** Task directions **
Reproduce the items verbatim, starting at the line containing "page-header: 名师资料总结 ·" and ending at the line containing "q12-optc: C ．6cm [394,216,489,240]", including both of those lines.

***** Input material

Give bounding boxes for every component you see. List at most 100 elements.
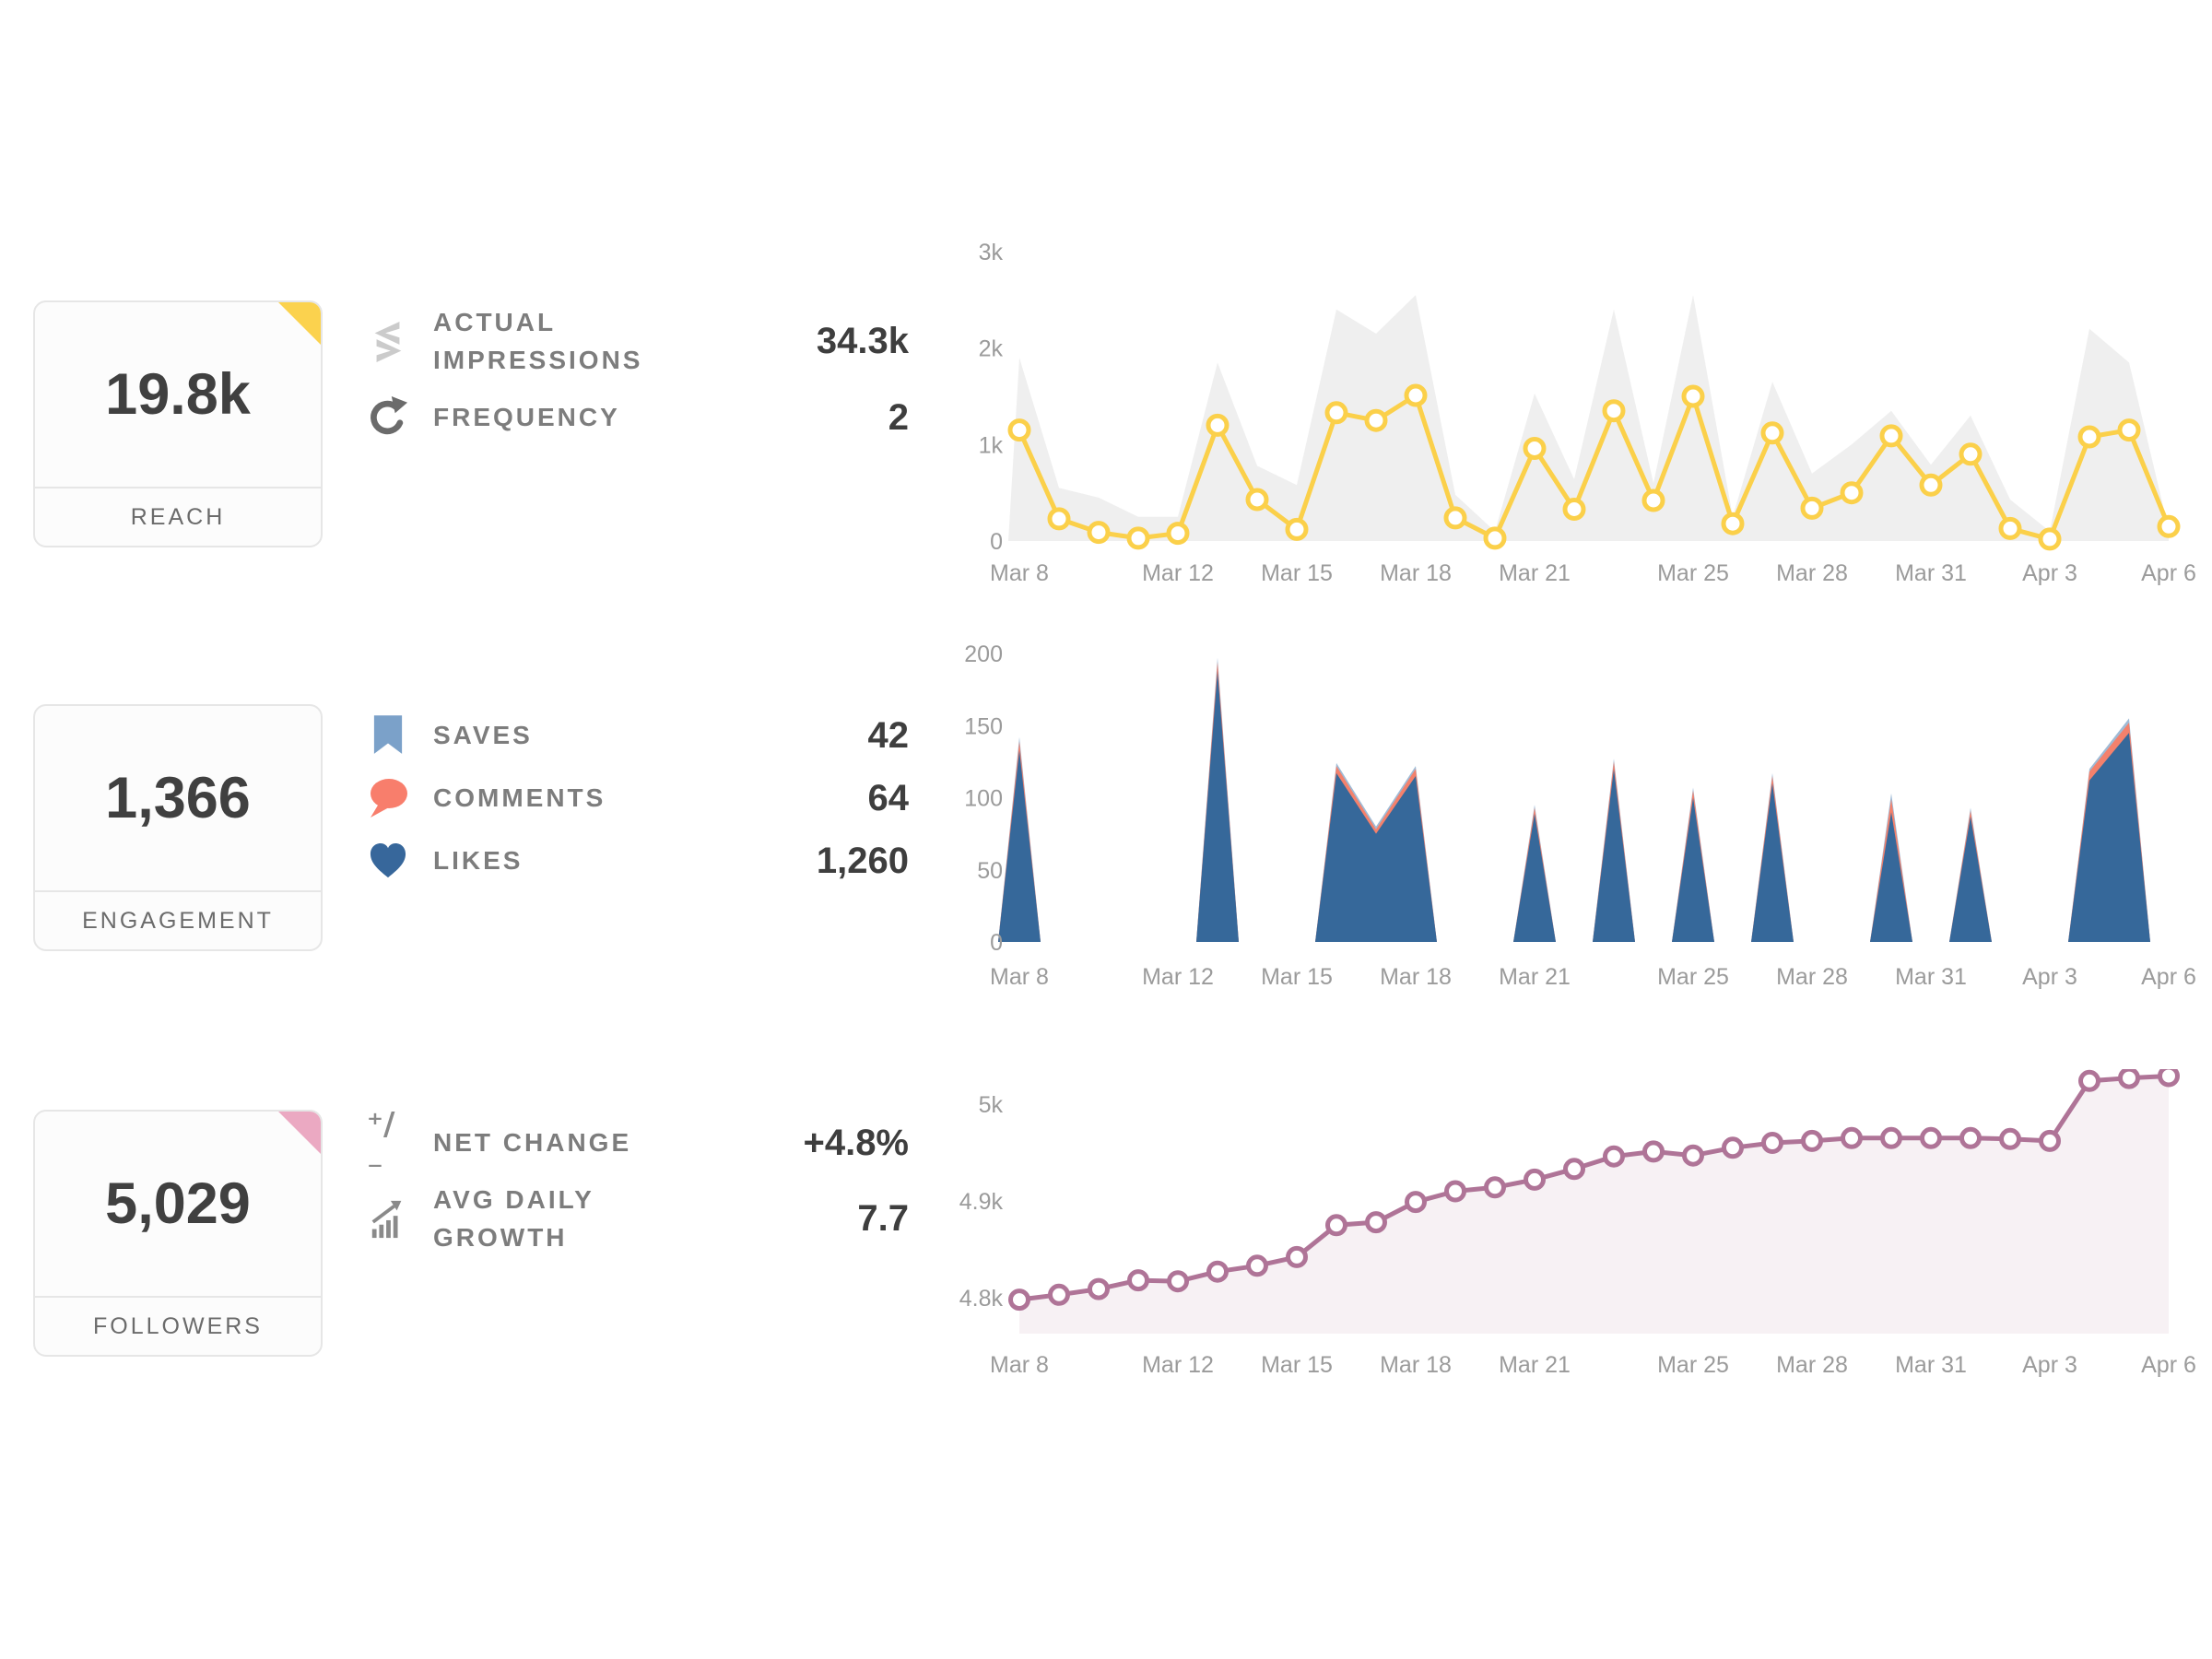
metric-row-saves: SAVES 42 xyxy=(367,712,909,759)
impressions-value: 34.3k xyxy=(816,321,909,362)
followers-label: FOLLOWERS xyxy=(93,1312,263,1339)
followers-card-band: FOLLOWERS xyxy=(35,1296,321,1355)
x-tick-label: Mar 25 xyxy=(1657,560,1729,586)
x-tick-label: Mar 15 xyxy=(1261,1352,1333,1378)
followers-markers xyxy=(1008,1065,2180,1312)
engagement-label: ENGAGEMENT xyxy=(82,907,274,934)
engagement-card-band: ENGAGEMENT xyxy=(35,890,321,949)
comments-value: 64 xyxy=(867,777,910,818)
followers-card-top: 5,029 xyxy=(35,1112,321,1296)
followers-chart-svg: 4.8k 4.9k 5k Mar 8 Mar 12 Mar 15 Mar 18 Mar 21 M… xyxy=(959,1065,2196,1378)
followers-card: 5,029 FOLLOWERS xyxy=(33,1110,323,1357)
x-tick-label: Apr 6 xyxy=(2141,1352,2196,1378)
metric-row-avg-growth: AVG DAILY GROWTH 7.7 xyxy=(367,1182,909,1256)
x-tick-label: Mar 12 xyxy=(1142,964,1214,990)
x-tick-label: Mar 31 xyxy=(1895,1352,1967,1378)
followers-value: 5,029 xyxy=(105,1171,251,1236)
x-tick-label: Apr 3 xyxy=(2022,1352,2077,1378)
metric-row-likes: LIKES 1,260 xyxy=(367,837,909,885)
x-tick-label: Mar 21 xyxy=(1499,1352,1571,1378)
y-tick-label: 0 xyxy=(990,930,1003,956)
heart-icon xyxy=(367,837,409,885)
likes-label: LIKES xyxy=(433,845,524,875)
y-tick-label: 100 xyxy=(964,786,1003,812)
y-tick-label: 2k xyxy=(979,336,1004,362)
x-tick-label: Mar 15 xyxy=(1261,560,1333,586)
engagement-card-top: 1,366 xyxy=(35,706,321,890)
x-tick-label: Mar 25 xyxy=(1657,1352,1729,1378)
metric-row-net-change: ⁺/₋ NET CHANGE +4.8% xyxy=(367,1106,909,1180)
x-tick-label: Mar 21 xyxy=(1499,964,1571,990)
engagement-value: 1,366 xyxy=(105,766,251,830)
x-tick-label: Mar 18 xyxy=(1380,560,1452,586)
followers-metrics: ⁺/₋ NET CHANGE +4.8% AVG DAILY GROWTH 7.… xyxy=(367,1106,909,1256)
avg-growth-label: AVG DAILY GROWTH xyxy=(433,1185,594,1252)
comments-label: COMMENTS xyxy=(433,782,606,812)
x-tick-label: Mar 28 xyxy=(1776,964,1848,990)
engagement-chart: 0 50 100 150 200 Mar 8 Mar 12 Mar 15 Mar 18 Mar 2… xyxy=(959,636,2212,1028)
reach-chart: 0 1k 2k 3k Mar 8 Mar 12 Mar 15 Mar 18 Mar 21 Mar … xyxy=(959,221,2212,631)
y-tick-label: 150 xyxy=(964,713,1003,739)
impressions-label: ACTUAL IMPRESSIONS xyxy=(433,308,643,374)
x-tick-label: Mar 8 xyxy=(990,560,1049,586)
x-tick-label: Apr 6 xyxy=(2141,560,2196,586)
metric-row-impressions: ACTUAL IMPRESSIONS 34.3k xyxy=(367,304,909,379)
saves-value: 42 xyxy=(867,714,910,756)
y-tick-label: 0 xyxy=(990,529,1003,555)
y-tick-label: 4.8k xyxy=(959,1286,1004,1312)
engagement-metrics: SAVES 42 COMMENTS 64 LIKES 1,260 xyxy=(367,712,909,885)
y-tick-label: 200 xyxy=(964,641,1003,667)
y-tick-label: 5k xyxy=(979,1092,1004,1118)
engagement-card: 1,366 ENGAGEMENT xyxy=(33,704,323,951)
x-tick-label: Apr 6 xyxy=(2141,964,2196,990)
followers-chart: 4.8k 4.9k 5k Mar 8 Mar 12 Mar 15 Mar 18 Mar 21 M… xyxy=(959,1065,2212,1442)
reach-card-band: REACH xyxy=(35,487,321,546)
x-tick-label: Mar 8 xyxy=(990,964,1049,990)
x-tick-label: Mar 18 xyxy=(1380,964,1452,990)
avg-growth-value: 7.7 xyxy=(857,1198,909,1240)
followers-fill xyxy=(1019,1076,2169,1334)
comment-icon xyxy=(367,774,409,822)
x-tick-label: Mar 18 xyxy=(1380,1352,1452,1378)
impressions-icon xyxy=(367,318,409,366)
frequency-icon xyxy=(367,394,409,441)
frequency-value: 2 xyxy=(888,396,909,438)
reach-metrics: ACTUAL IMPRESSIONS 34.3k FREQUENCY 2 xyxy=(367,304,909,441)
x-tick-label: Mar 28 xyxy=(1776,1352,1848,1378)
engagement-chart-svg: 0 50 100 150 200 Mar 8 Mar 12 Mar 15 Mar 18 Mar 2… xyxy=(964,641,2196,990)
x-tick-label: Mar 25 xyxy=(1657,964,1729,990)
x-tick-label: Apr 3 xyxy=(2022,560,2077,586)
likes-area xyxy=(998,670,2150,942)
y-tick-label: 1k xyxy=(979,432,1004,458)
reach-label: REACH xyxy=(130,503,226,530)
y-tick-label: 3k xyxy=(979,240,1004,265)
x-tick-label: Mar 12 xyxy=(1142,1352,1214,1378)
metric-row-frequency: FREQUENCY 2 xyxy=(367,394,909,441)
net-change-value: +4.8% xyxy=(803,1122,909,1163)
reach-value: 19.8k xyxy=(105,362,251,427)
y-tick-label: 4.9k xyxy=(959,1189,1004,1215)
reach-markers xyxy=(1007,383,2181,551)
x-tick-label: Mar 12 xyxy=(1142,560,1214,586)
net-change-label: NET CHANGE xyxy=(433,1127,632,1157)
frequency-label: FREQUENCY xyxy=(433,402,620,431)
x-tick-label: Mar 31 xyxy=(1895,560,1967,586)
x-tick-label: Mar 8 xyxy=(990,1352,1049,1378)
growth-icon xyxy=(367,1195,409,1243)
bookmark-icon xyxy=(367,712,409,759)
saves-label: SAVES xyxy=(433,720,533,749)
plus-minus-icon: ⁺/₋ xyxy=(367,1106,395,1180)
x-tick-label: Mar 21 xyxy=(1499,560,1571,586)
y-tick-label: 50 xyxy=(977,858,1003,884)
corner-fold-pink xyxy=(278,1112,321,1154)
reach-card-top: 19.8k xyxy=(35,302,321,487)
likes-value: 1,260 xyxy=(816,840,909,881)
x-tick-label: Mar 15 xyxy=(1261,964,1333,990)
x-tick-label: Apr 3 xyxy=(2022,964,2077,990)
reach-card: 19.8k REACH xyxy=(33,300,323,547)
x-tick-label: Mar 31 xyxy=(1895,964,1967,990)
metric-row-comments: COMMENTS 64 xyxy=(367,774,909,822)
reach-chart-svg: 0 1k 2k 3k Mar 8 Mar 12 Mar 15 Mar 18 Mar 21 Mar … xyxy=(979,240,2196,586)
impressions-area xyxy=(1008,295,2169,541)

**********
***** Input material

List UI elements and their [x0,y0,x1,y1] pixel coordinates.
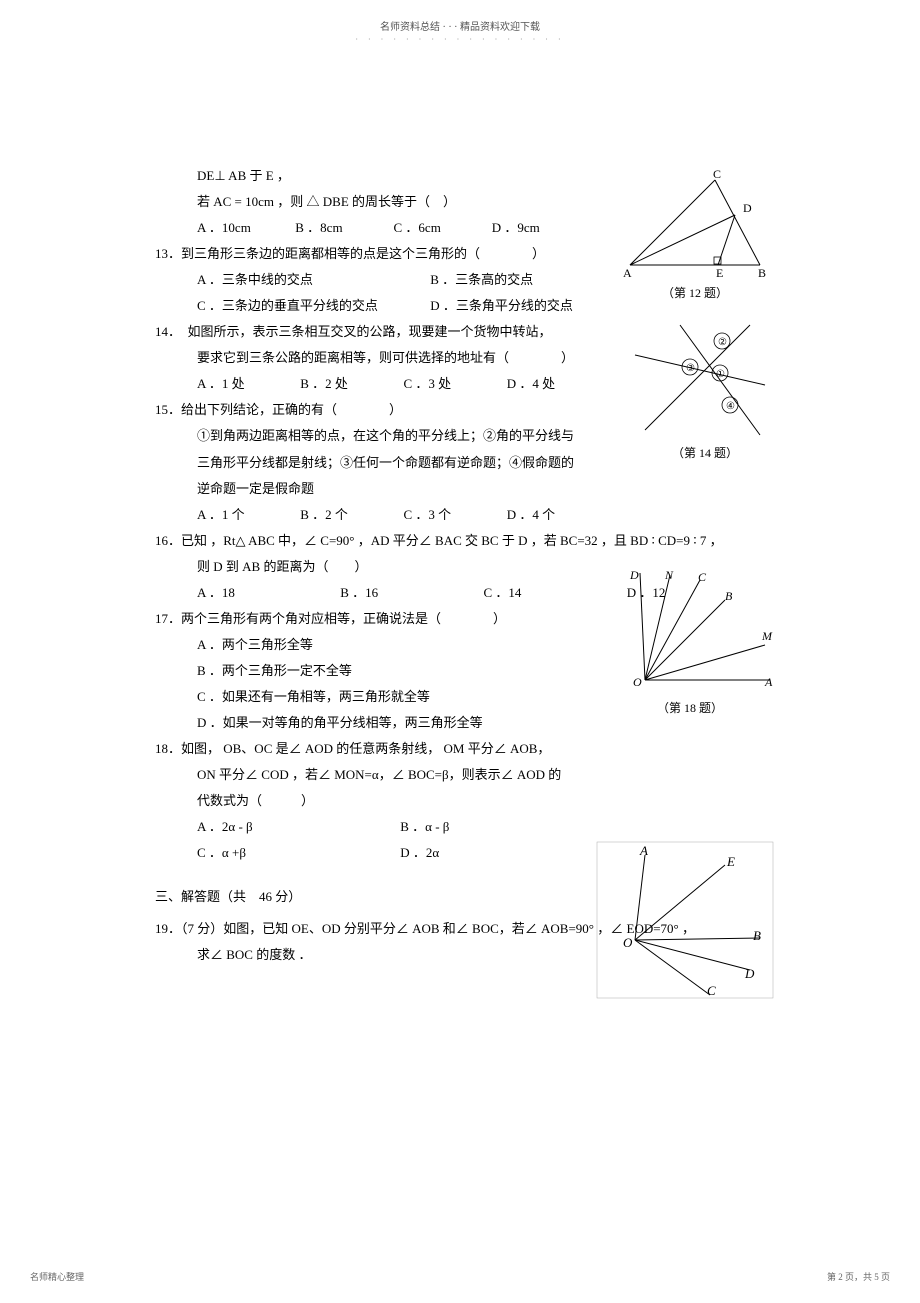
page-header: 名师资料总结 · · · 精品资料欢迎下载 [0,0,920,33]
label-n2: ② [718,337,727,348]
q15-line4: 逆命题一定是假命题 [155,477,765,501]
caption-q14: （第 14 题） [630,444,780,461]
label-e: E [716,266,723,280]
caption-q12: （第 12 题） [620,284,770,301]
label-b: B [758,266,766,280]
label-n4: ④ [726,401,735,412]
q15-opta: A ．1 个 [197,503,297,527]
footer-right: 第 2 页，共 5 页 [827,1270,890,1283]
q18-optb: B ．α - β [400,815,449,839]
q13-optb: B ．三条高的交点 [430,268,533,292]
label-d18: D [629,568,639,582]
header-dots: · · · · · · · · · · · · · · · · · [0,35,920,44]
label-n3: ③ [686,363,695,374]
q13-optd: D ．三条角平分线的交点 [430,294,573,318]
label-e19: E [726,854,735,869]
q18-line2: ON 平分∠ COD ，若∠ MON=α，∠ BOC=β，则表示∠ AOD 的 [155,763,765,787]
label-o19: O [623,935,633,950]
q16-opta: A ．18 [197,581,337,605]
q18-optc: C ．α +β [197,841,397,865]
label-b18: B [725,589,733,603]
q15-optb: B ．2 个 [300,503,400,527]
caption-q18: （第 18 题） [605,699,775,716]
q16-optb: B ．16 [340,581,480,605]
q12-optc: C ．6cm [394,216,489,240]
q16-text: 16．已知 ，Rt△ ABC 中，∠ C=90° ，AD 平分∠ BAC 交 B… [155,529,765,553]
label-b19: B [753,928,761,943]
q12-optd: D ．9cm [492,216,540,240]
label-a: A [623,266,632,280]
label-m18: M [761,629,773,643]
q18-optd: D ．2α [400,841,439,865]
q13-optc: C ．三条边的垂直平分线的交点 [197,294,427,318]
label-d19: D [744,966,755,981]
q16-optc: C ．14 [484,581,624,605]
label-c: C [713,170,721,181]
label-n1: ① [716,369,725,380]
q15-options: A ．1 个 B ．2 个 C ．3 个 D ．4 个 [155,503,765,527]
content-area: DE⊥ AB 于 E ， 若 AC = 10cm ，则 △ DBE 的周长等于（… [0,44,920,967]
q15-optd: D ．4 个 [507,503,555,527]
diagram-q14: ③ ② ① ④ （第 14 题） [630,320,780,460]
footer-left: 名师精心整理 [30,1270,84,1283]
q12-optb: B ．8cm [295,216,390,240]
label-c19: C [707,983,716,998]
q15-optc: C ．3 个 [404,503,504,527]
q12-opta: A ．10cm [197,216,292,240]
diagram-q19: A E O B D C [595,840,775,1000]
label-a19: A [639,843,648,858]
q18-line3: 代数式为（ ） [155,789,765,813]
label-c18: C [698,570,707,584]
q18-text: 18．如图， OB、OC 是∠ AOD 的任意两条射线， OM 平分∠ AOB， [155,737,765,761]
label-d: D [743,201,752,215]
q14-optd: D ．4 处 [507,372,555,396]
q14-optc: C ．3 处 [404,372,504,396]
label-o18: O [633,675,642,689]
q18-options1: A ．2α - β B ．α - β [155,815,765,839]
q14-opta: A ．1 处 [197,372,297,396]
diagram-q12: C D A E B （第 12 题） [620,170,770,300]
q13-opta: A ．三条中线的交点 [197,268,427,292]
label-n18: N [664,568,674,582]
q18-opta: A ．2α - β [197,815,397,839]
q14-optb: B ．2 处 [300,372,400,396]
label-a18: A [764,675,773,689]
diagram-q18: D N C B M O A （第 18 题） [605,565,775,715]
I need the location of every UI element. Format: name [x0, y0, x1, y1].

**********

** Final answer **
page-header: 名师资料总结 · · · 精品资料欢迎下载 [0,0,920,33]
label-n2: ② [718,337,727,348]
q15-line4: 逆命题一定是假命题 [155,477,765,501]
caption-q14: （第 14 题） [630,444,780,461]
label-e: E [716,266,723,280]
caption-q12: （第 12 题） [620,284,770,301]
label-b: B [758,266,766,280]
label-n4: ④ [726,401,735,412]
q15-opta: A ．1 个 [197,503,297,527]
footer-right: 第 2 页，共 5 页 [827,1270,890,1283]
q18-optb: B ．α - β [400,815,449,839]
q13-optb: B ．三条高的交点 [430,268,533,292]
label-d18: D [629,568,639,582]
header-dots: · · · · · · · · · · · · · · · · · [0,35,920,44]
label-n3: ③ [686,363,695,374]
q13-optd: D ．三条角平分线的交点 [430,294,573,318]
label-e19: E [726,854,735,869]
q18-line2: ON 平分∠ COD ，若∠ MON=α，∠ BOC=β，则表示∠ AOD 的 [155,763,765,787]
label-o19: O [623,935,633,950]
q16-opta: A ．18 [197,581,337,605]
q18-optc: C ．α +β [197,841,397,865]
label-b18: B [725,589,733,603]
q15-optb: B ．2 个 [300,503,400,527]
caption-q18: （第 18 题） [605,699,775,716]
q16-optb: B ．16 [340,581,480,605]
q12-optc: C ．6cm [394,216,489,240]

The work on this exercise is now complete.